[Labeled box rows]
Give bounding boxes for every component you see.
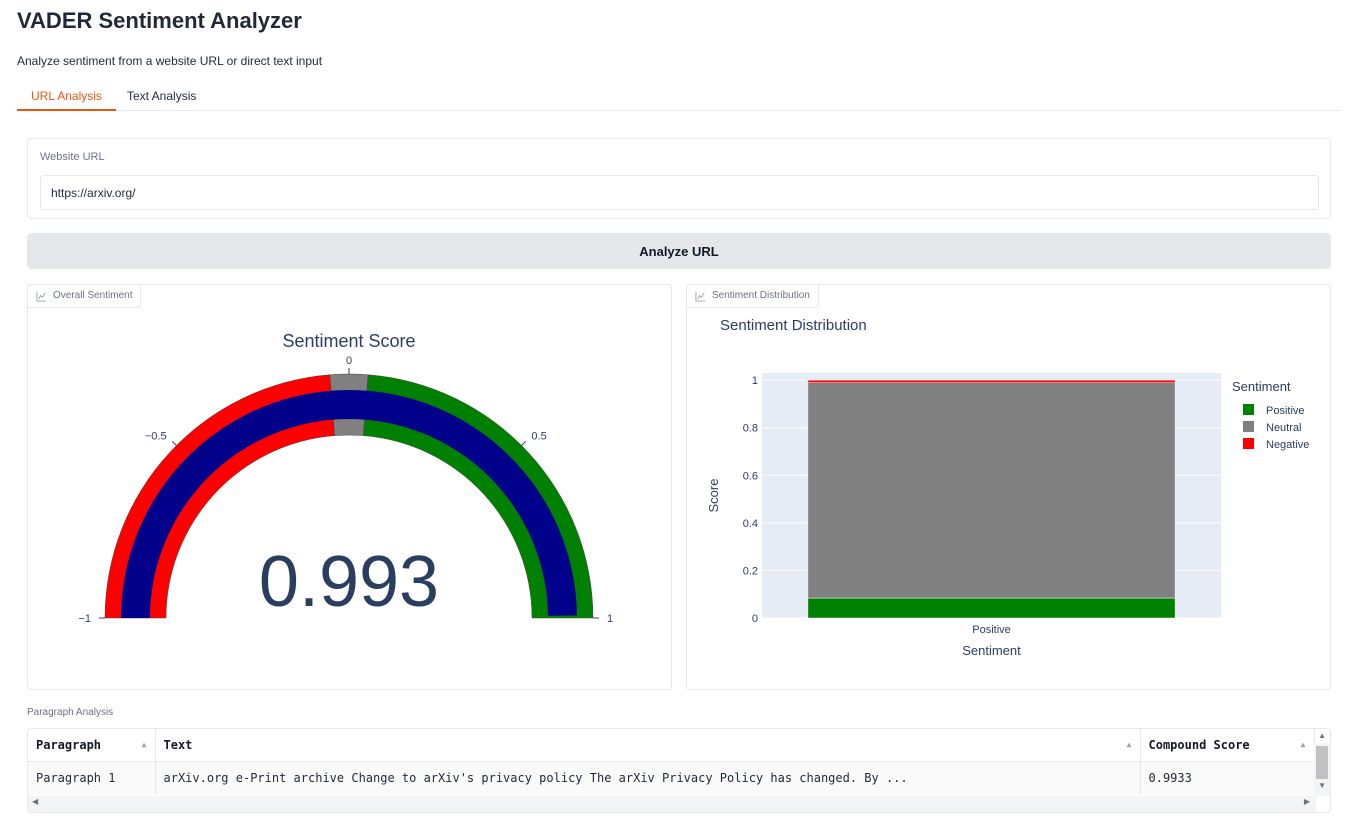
- gauge-tick-label: 1: [607, 613, 613, 625]
- sort-icon[interactable]: ▲: [1301, 740, 1306, 749]
- url-input[interactable]: [40, 175, 1319, 210]
- bar-positive: [807, 597, 1176, 619]
- bar-negative: [807, 379, 1176, 384]
- bar-neutral: [807, 382, 1176, 599]
- scroll-up-icon[interactable]: ▲: [1318, 731, 1326, 740]
- scroll-right-icon[interactable]: ▶: [1304, 797, 1310, 806]
- scrollbar-thumb[interactable]: [1316, 746, 1328, 779]
- horizontal-scrollbar[interactable]: ◀ ▶: [28, 796, 1316, 812]
- legend-label: Positive: [1266, 405, 1305, 417]
- gauge-tick-3: [521, 440, 527, 446]
- table-cell[interactable]: Paragraph 1: [28, 761, 156, 795]
- sentiment-distribution-panel: Sentiment Distribution Sentiment Distrib…: [686, 284, 1331, 690]
- sentiment-distribution-label: Sentiment Distribution: [687, 285, 819, 308]
- scroll-down-icon[interactable]: ▼: [1318, 781, 1326, 790]
- table-row[interactable]: Paragraph 1 arXiv.org e-Print archive Ch…: [28, 761, 1315, 795]
- url-input-group: Website URL: [27, 138, 1331, 219]
- gauge-tick-label: −1: [78, 613, 91, 625]
- y-tick-label: 0: [752, 613, 758, 625]
- legend-swatch-negative: [1243, 438, 1254, 449]
- gauge-title: Sentiment Score: [282, 331, 415, 351]
- overall-sentiment-label-text: Overall Sentiment: [53, 290, 133, 301]
- overall-sentiment-panel: Overall Sentiment Sentiment Score −1 −0.5 0…: [27, 284, 672, 690]
- vertical-scrollbar[interactable]: ▲ ▼: [1314, 731, 1330, 796]
- tab-bar: URL Analysis Text Analysis: [17, 82, 1340, 111]
- tab-text-analysis[interactable]: Text Analysis: [113, 82, 210, 111]
- sentiment-distribution-chart: Sentiment Distribution 0 0.2 0.4 0.6 0.8 1 Posi…: [706, 317, 1309, 658]
- y-tick-label: 0.8: [743, 423, 758, 435]
- legend-label: Negative: [1266, 439, 1309, 451]
- gauge-tick-label: −0.5: [145, 431, 167, 443]
- chart-icon: [36, 291, 47, 302]
- gauge-value-number: 0.993: [259, 542, 439, 622]
- legend-label: Neutral: [1266, 422, 1301, 434]
- y-tick-label: 0.4: [743, 518, 758, 530]
- chart-icon: [695, 291, 706, 302]
- gauge-tick-1: [171, 440, 177, 446]
- analyze-url-button[interactable]: Analyze URL: [27, 233, 1331, 269]
- paragraph-analysis-table: Paragraph ▲ Text ▲ Compound Score ▲ Paragra…: [27, 728, 1331, 813]
- legend-swatch-positive: [1243, 404, 1254, 415]
- url-field-label: Website URL: [40, 151, 105, 163]
- column-header-compound-score[interactable]: Compound Score ▲: [1140, 729, 1315, 762]
- gauge-tick-label: 0: [346, 355, 352, 367]
- scroll-left-icon[interactable]: ◀: [32, 797, 38, 806]
- legend-title: Sentiment: [1232, 379, 1291, 394]
- column-header-text[interactable]: Text ▲: [155, 729, 1141, 762]
- y-tick-label: 1: [752, 375, 758, 387]
- x-tick-label: Positive: [972, 624, 1011, 636]
- sort-icon[interactable]: ▲: [142, 740, 147, 749]
- column-header-paragraph[interactable]: Paragraph ▲: [28, 729, 156, 762]
- tab-url-analysis[interactable]: URL Analysis: [17, 82, 116, 111]
- table-cell[interactable]: 0.9933: [1140, 761, 1315, 795]
- y-tick-label: 0.6: [743, 470, 758, 482]
- sentiment-distribution-label-text: Sentiment Distribution: [712, 290, 810, 301]
- paragraph-analysis-label: Paragraph Analysis: [27, 707, 114, 718]
- column-header-label: Compound Score: [1148, 737, 1250, 752]
- y-axis-label: Score: [706, 479, 721, 513]
- column-header-label: Text: [163, 737, 193, 752]
- table-cell[interactable]: arXiv.org e-Print archive Change to arXi…: [155, 761, 1141, 795]
- app-subtitle: Analyze sentiment from a website URL or …: [17, 54, 323, 68]
- sentiment-gauge-chart: Sentiment Score −1 −0.5 0 0.5 1 0.993: [78, 331, 613, 625]
- legend-swatch-neutral: [1243, 421, 1254, 432]
- overall-sentiment-label: Overall Sentiment: [28, 285, 142, 308]
- gauge-tick-label: 0.5: [531, 431, 546, 443]
- column-header-label: Paragraph: [36, 737, 102, 752]
- app-title: VADER Sentiment Analyzer: [17, 8, 302, 33]
- sort-icon[interactable]: ▲: [1127, 740, 1132, 749]
- chart-title: Sentiment Distribution: [720, 317, 867, 334]
- y-tick-label: 0.2: [743, 565, 758, 577]
- x-axis-label: Sentiment: [962, 643, 1021, 658]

- _What is required_:
Reproduce every line of the rows above word for word, leaving out the pictures.

- _Output_:
Give bounding boxes for every component you see.
- gauge-tick-label: 1: [607, 613, 613, 625]
- sort-icon[interactable]: ▲: [1301, 740, 1306, 749]
- url-input[interactable]: [40, 175, 1319, 210]
- bar-positive: [807, 597, 1176, 619]
- bar-negative: [807, 379, 1176, 384]
- bar-neutral: [807, 382, 1176, 599]
- scroll-up-icon[interactable]: ▲: [1318, 731, 1326, 740]
- scroll-right-icon[interactable]: ▶: [1304, 797, 1310, 806]
- scrollbar-thumb[interactable]: [1316, 746, 1328, 779]
- horizontal-scrollbar[interactable]: ◀ ▶: [28, 796, 1316, 812]
- legend-label: Positive: [1266, 405, 1305, 417]
- gauge-tick-3: [521, 440, 527, 446]
- table-cell[interactable]: Paragraph 1: [28, 761, 156, 795]
- sentiment-distribution-panel: Sentiment Distribution Sentiment Distrib…: [686, 284, 1331, 690]
- sentiment-distribution-label: Sentiment Distribution: [687, 285, 819, 308]
- scroll-down-icon[interactable]: ▼: [1318, 781, 1326, 790]
- table-row[interactable]: Paragraph 1 arXiv.org e-Print archive Ch…: [28, 761, 1315, 795]
- url-input-group: Website URL: [27, 138, 1331, 219]
- gauge-tick-label: −1: [78, 613, 91, 625]
- y-tick-label: 0: [752, 613, 758, 625]
- legend-swatch-negative: [1243, 438, 1254, 449]
- gauge-title: Sentiment Score: [282, 331, 415, 351]
- overall-sentiment-label-text: Overall Sentiment: [53, 290, 133, 301]
- overall-sentiment-panel: Overall Sentiment Sentiment Score −1 −0.5 0…: [27, 284, 672, 690]
- vertical-scrollbar[interactable]: ▲ ▼: [1314, 731, 1330, 796]
- tab-bar: URL Analysis Text Analysis: [17, 82, 1340, 111]
- tab-text-analysis[interactable]: Text Analysis: [113, 82, 210, 111]
- sentiment-distribution-chart: Sentiment Distribution 0 0.2 0.4 0.6 0.8 1 Posi…: [706, 317, 1309, 658]
- y-tick-label: 0.8: [743, 423, 758, 435]
- legend-label: Negative: [1266, 439, 1309, 451]
- gauge-tick-label: −0.5: [145, 431, 167, 443]
- chart-icon: [36, 291, 47, 302]
- gauge-value-number: 0.993: [259, 542, 439, 622]
- legend-label: Neutral: [1266, 422, 1301, 434]
- y-tick-label: 0.4: [743, 518, 758, 530]
- chart-icon: [695, 291, 706, 302]
- gauge-tick-1: [171, 440, 177, 446]
- analyze-url-button[interactable]: Analyze URL: [27, 233, 1331, 269]
- paragraph-analysis-table: Paragraph ▲ Text ▲ Compound Score ▲ Paragra…: [27, 728, 1331, 813]
- legend-swatch-positive: [1243, 404, 1254, 415]
- url-field-label: Website URL: [40, 151, 105, 163]
- column-header-compound-score[interactable]: Compound Score ▲: [1140, 729, 1315, 762]
- gauge-tick-label: 0: [346, 355, 352, 367]
- scroll-left-icon[interactable]: ◀: [32, 797, 38, 806]
- legend-title: Sentiment: [1232, 379, 1291, 394]
- column-header-text[interactable]: Text ▲: [155, 729, 1141, 762]
- y-tick-label: 1: [752, 375, 758, 387]
- x-tick-label: Positive: [972, 624, 1011, 636]
- sort-icon[interactable]: ▲: [142, 740, 147, 749]
- column-header-paragraph[interactable]: Paragraph ▲: [28, 729, 156, 762]
- tab-url-analysis[interactable]: URL Analysis: [17, 82, 116, 111]
- table-cell[interactable]: 0.9933: [1140, 761, 1315, 795]
- y-tick-label: 0.6: [743, 470, 758, 482]
- sentiment-distribution-label-text: Sentiment Distribution: [712, 290, 810, 301]
- paragraph-analysis-label: Paragraph Analysis: [27, 707, 114, 718]
- column-header-label: Compound Score: [1148, 737, 1250, 752]
- y-axis-label: Score: [706, 479, 721, 513]
- column-header-label: Text: [163, 737, 193, 752]
- table-cell[interactable]: arXiv.org e-Print archive Change to arXi…: [155, 761, 1141, 795]
- app-subtitle: Analyze sentiment from a website URL or …: [17, 54, 323, 68]
- sentiment-gauge-chart: Sentiment Score −1 −0.5 0 0.5 1 0.993: [78, 331, 613, 625]
- legend-swatch-neutral: [1243, 421, 1254, 432]
- overall-sentiment-label: Overall Sentiment: [28, 285, 142, 308]
- gauge-tick-label: 0.5: [531, 431, 546, 443]
- column-header-label: Paragraph: [36, 737, 102, 752]
- app-title: VADER Sentiment Analyzer: [17, 8, 302, 33]
- sort-icon[interactable]: ▲: [1127, 740, 1132, 749]
- chart-title: Sentiment Distribution: [720, 317, 867, 334]
- y-tick-label: 0.2: [743, 565, 758, 577]
- x-axis-label: Sentiment: [962, 643, 1021, 658]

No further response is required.